Stored data entries
--*--
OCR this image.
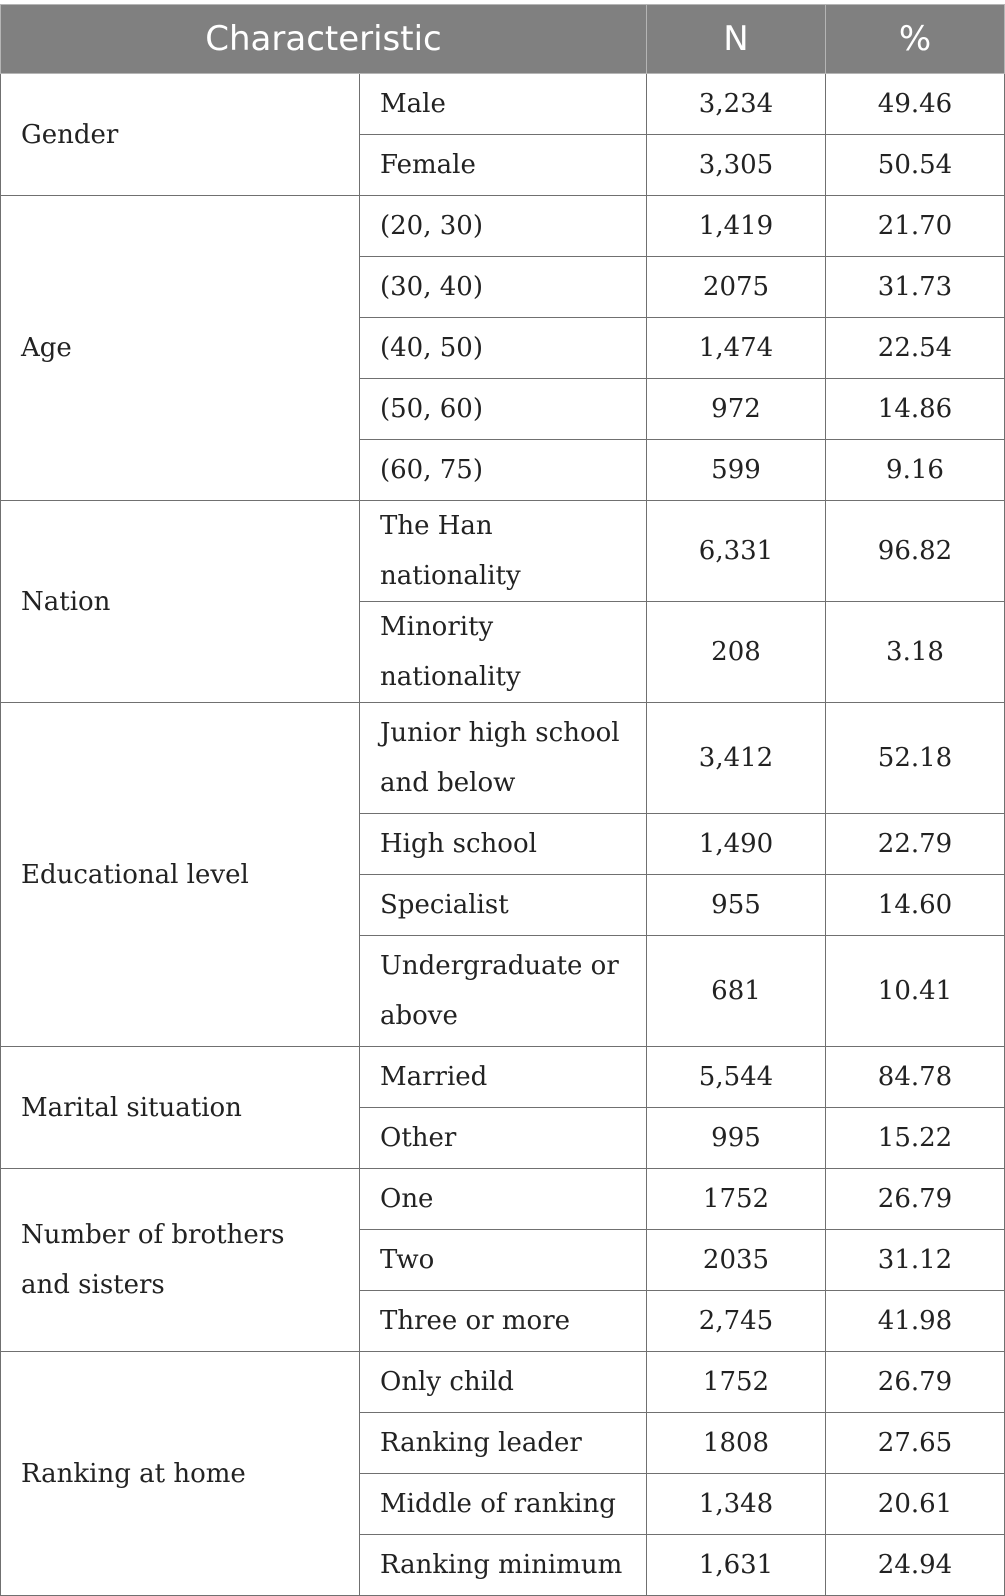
Characteristic		N	%
Gender	Male	3,234	49.46
	Female	3,305	50.54
Age	(20, 30)	1,419	21.70
	(30, 40)	2075	31.73
	(40, 50)	1,474	22.54
	(50, 60)	972	14.86
	(60, 75)	599	9.16
Nation	The Han nationality	6,331	96.82
	Minority nationality	208	3.18
Educational level	Junior high school and below	3,412	52.18
	High school	1,490	22.79
	Specialist	955	14.60
	Undergraduate or above	681	10.41
Marital situation	Married	5,544	84.78
	Other	995	15.22
Number of brothers and sisters	One	1752	26.79
	Two	2035	31.12
	Three or more	2,745	41.98
Ranking at home	Only child	1752	26.79
	Ranking leader	1808	27.65
	Middle of ranking	1,348	20.61
	Ranking minimum	1,631	24.94
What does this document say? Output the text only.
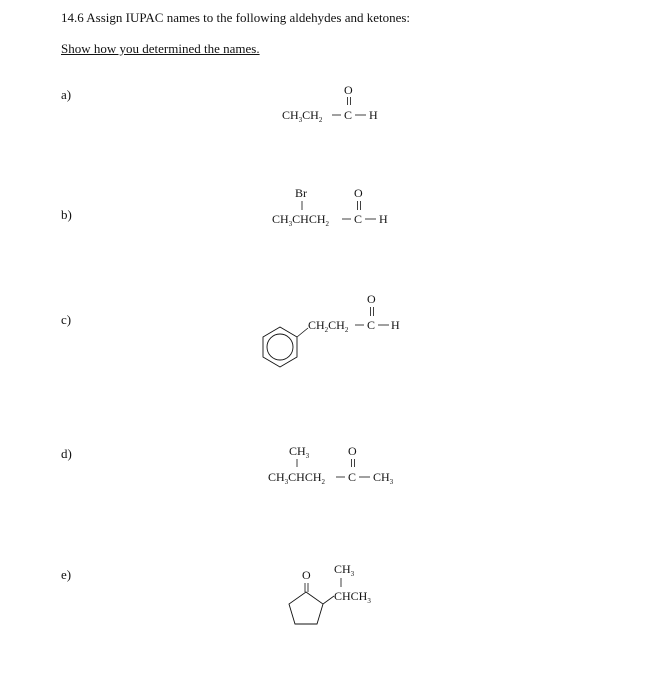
14.6 Assign IUPAC names to the following aldehydes and ketones:
Show how you determined the names.
a)
b)
c)
d)
e)
O
$CH_3CH_2$ C H
Br	O
$CH_3CHCH_2$ C H
O
$CH_2CH_2$ C H
$CH_3$	O
$CH_3CHCH_2$ C $CH_3$
O $CH_3$
$CHCH_3$
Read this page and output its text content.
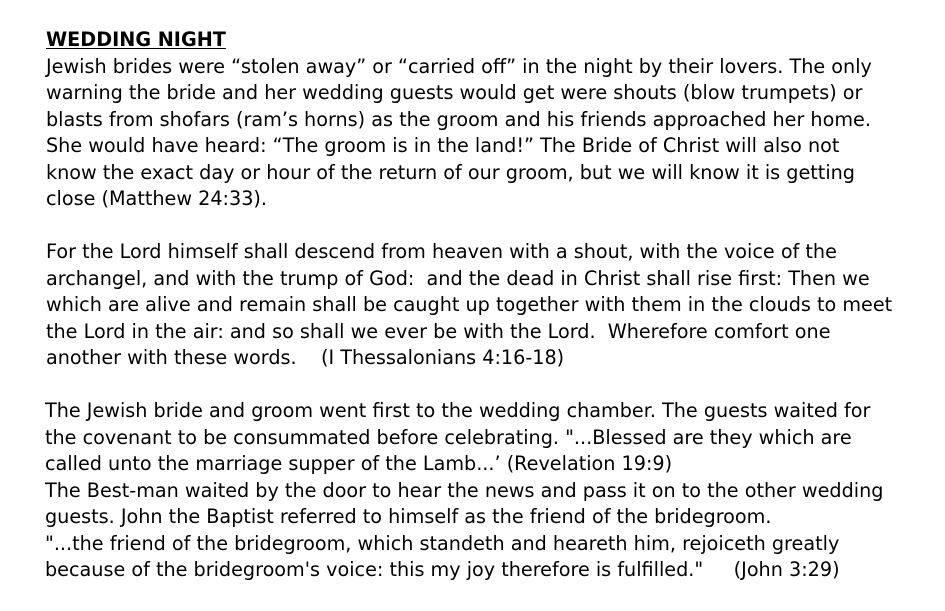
WEDDING NIGHT
Jewish brides were “stolen away” or “carried off” in the night by their lovers. The only
warning the bride and her wedding guests would get were shouts (blow trumpets) or
blasts from shofars (ram’s horns) as the groom and his friends approached her home.
She would have heard: “The groom is in the land!” The Bride of Christ will also not
know the exact day or hour of the return of our groom, but we will know it is getting
close (Matthew 24:33).
For the Lord himself shall descend from heaven with a shout, with the voice of the
archangel, and with the trump of God:  and the dead in Christ shall rise first: Then we
which are alive and remain shall be caught up together with them in the clouds to meet
the Lord in the air: and so shall we ever be with the Lord.  Wherefore comfort one
another with these words.    (I Thessalonians 4:16-18)
The Jewish bride and groom went first to the wedding chamber. The guests waited for
the covenant to be consummated before celebrating. "...Blessed are they which are
called unto the marriage supper of the Lamb...’ (Revelation 19:9)
The Best-man waited by the door to hear the news and pass it on to the other wedding
guests. John the Baptist referred to himself as the friend of the bridegroom.
"...the friend of the bridegroom, which standeth and heareth him, rejoiceth greatly
because of the bridegroom's voice: this my joy therefore is fulfilled."     (John 3:29)
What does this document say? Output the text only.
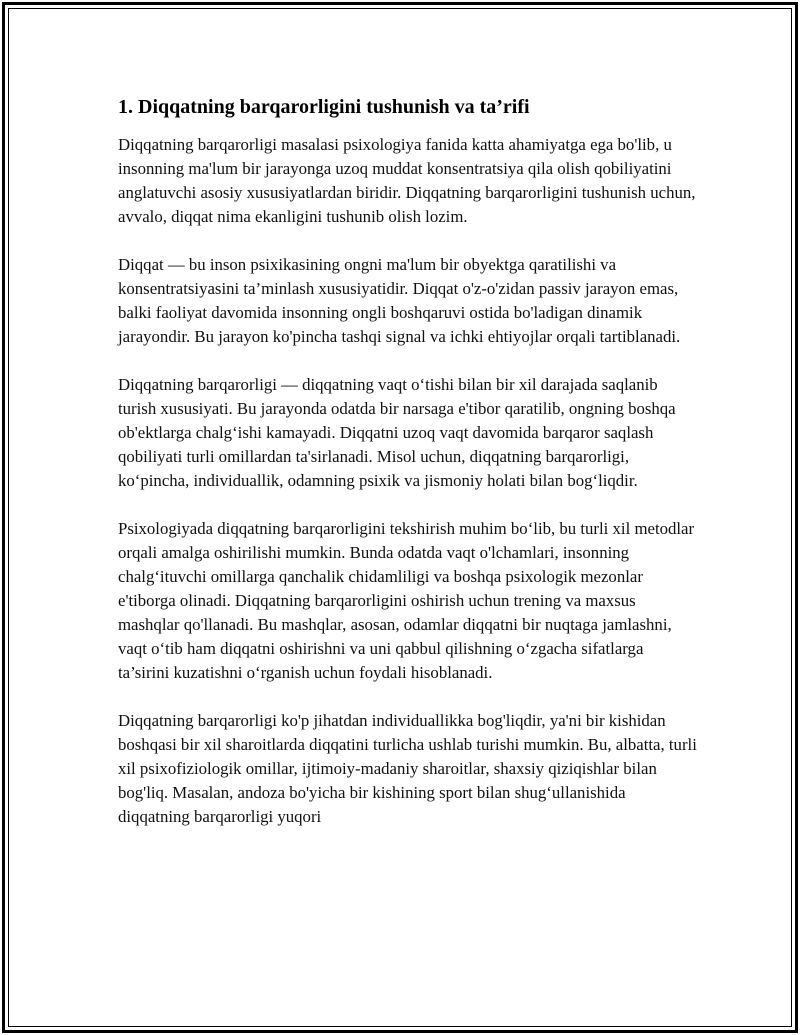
1. Diqqatning barqarorligini tushunish va ta’rifi

Diqqatning barqarorligi masalasi psixologiya fanida katta ahamiyatga ega bo'lib, u insonning ma'lum bir jarayonga uzoq muddat konsentratsiya qila olish qobiliyatini anglatuvchi asosiy xususiyatlardan biridir. Diqqatning barqarorligini tushunish uchun, avvalo, diqqat nima ekanligini tushunib olish lozim.

Diqqat — bu inson psixikasining ongni ma'lum bir obyektga qaratilishi va konsentratsiyasini ta’minlash xususiyatidir. Diqqat o'z-o'zidan passiv jarayon emas, balki faoliyat davomida insonning ongli boshqaruvi ostida bo'ladigan dinamik jarayondir. Bu jarayon ko'pincha tashqi signal va ichki ehtiyojlar orqali tartiblanadi.

Diqqatning barqarorligi — diqqatning vaqt o‘tishi bilan bir xil darajada saqlanib turish xususiyati. Bu jarayonda odatda bir narsaga e'tibor qaratilib, ongning boshqa ob'ektlarga chalg‘ishi kamayadi. Diqqatni uzoq vaqt davomida barqaror saqlash qobiliyati turli omillardan ta'sirlanadi. Misol uchun, diqqatning barqarorligi, ko‘pincha, individuallik, odamning psixik va jismoniy holati bilan bog‘liqdir.

Psixologiyada diqqatning barqarorligini tekshirish muhim bo‘lib, bu turli xil metodlar orqali amalga oshirilishi mumkin. Bunda odatda vaqt o'lchamlari, insonning chalg‘ituvchi omillarga qanchalik chidamliligi va boshqa psixologik mezonlar e'tiborga olinadi. Diqqatning barqarorligini oshirish uchun trening va maxsus mashqlar qo'llanadi. Bu mashqlar, asosan, odamlar diqqatni bir nuqtaga jamlashni, vaqt o‘tib ham diqqatni oshirishni va uni qabbul qilishning o‘zgacha sifatlarga ta’sirini kuzatishni o‘rganish uchun foydali hisoblanadi.

Diqqatning barqarorligi ko'p jihatdan individuallikka bog'liqdir, ya'ni bir kishidan boshqasi bir xil sharoitlarda diqqatini turlicha ushlab turishi mumkin. Bu, albatta, turli xil psixofiziologik omillar, ijtimoiy-madaniy sharoitlar, shaxsiy qiziqishlar bilan bog'liq. Masalan, andoza bo'yicha bir kishining sport bilan shug‘ullanishida diqqatning barqarorligi yuqori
--*--
Task details
Copy every record above exactly, leaving out any pictures.

Response to the exercise
OCR this image.
Characteristic		N	%
Gender	Male	3,234	49.46
	Female	3,305	50.54
Age	(20, 30)	1,419	21.70
	(30, 40)	2075	31.73
	(40, 50)	1,474	22.54
	(50, 60)	972	14.86
	(60, 75)	599	9.16
Nation	The Han nationality	6,331	96.82
	Minority nationality	208	3.18
Educational level	Junior high school and below	3,412	52.18
	High school	1,490	22.79
	Specialist	955	14.60
	Undergraduate or above	681	10.41
Marital situation	Married	5,544	84.78
	Other	995	15.22
Number of brothers and sisters	One	1752	26.79
	Two	2035	31.12
	Three or more	2,745	41.98
Ranking at home	Only child	1752	26.79
	Ranking leader	1808	27.65
	Middle of ranking	1,348	20.61
	Ranking minimum	1,631	24.94
What does this document say? Output the text only.
14.6 Assign IUPAC names to the following aldehydes and ketones:
Show how you determined the names.
a)
b)
c)
d)
e)
O
$CH_3CH_2$ C H
Br	O
$CH_3CHCH_2$ C H
O
$CH_2CH_2$ C H
$CH_3$	O
$CH_3CHCH_2$ C $CH_3$
O $CH_3$
$CHCH_3$
Read this page and output its text content.
WEDDING NIGHT
Jewish brides were “stolen away” or “carried off” in the night by their lovers. The only
warning the bride and her wedding guests would get were shouts (blow trumpets) or
blasts from shofars (ram’s horns) as the groom and his friends approached her home.
She would have heard: “The groom is in the land!” The Bride of Christ will also not
know the exact day or hour of the return of our groom, but we will know it is getting
close (Matthew 24:33).
For the Lord himself shall descend from heaven with a shout, with the voice of the
archangel, and with the trump of God:  and the dead in Christ shall rise first: Then we
which are alive and remain shall be caught up together with them in the clouds to meet
the Lord in the air: and so shall we ever be with the Lord.  Wherefore comfort one
another with these words.    (I Thessalonians 4:16-18)
The Jewish bride and groom went first to the wedding chamber. The guests waited for
the covenant to be consummated before celebrating. "...Blessed are they which are
called unto the marriage supper of the Lamb...’ (Revelation 19:9)
The Best-man waited by the door to hear the news and pass it on to the other wedding
guests. John the Baptist referred to himself as the friend of the bridegroom.
"...the friend of the bridegroom, which standeth and heareth him, rejoiceth greatly
because of the bridegroom's voice: this my joy therefore is fulfilled."     (John 3:29)
What does this document say? Output the text only.
1. Diqqatning barqarorligini tushunish va ta’rifi

Diqqatning barqarorligi masalasi psixologiya fanida katta ahamiyatga ega bo'lib, u insonning ma'lum bir jarayonga uzoq muddat konsentratsiya qila olish qobiliyatini anglatuvchi asosiy xususiyatlardan biridir. Diqqatning barqarorligini tushunish uchun, avvalo, diqqat nima ekanligini tushunib olish lozim.

Diqqat — bu inson psixikasining ongni ma'lum bir obyektga qaratilishi va konsentratsiyasini ta’minlash xususiyatidir. Diqqat o'z-o'zidan passiv jarayon emas, balki faoliyat davomida insonning ongli boshqaruvi ostida bo'ladigan dinamik jarayondir. Bu jarayon ko'pincha tashqi signal va ichki ehtiyojlar orqali tartiblanadi.

Diqqatning barqarorligi — diqqatning vaqt o‘tishi bilan bir xil darajada saqlanib turish xususiyati. Bu jarayonda odatda bir narsaga e'tibor qaratilib, ongning boshqa ob'ektlarga chalg‘ishi kamayadi. Diqqatni uzoq vaqt davomida barqaror saqlash qobiliyati turli omillardan ta'sirlanadi. Misol uchun, diqqatning barqarorligi, ko‘pincha, individuallik, odamning psixik va jismoniy holati bilan bog‘liqdir.

Psixologiyada diqqatning barqarorligini tekshirish muhim bo‘lib, bu turli xil metodlar orqali amalga oshirilishi mumkin. Bunda odatda vaqt o'lchamlari, insonning chalg‘ituvchi omillarga qanchalik chidamliligi va boshqa psixologik mezonlar e'tiborga olinadi. Diqqatning barqarorligini oshirish uchun trening va maxsus mashqlar qo'llanadi. Bu mashqlar, asosan, odamlar diqqatni bir nuqtaga jamlashni, vaqt o‘tib ham diqqatni oshirishni va uni qabbul qilishning o‘zgacha sifatlarga ta’sirini kuzatishni o‘rganish uchun foydali hisoblanadi.

Diqqatning barqarorligi ko'p jihatdan individuallikka bog'liqdir, ya'ni bir kishidan boshqasi bir xil sharoitlarda diqqatini turlicha ushlab turishi mumkin. Bu, albatta, turli xil psixofiziologik omillar, ijtimoiy-madaniy sharoitlar, shaxsiy qiziqishlar bilan bog'liq. Masalan, andoza bo'yicha bir kishining sport bilan shug‘ullanishida diqqatning barqarorligi yuqori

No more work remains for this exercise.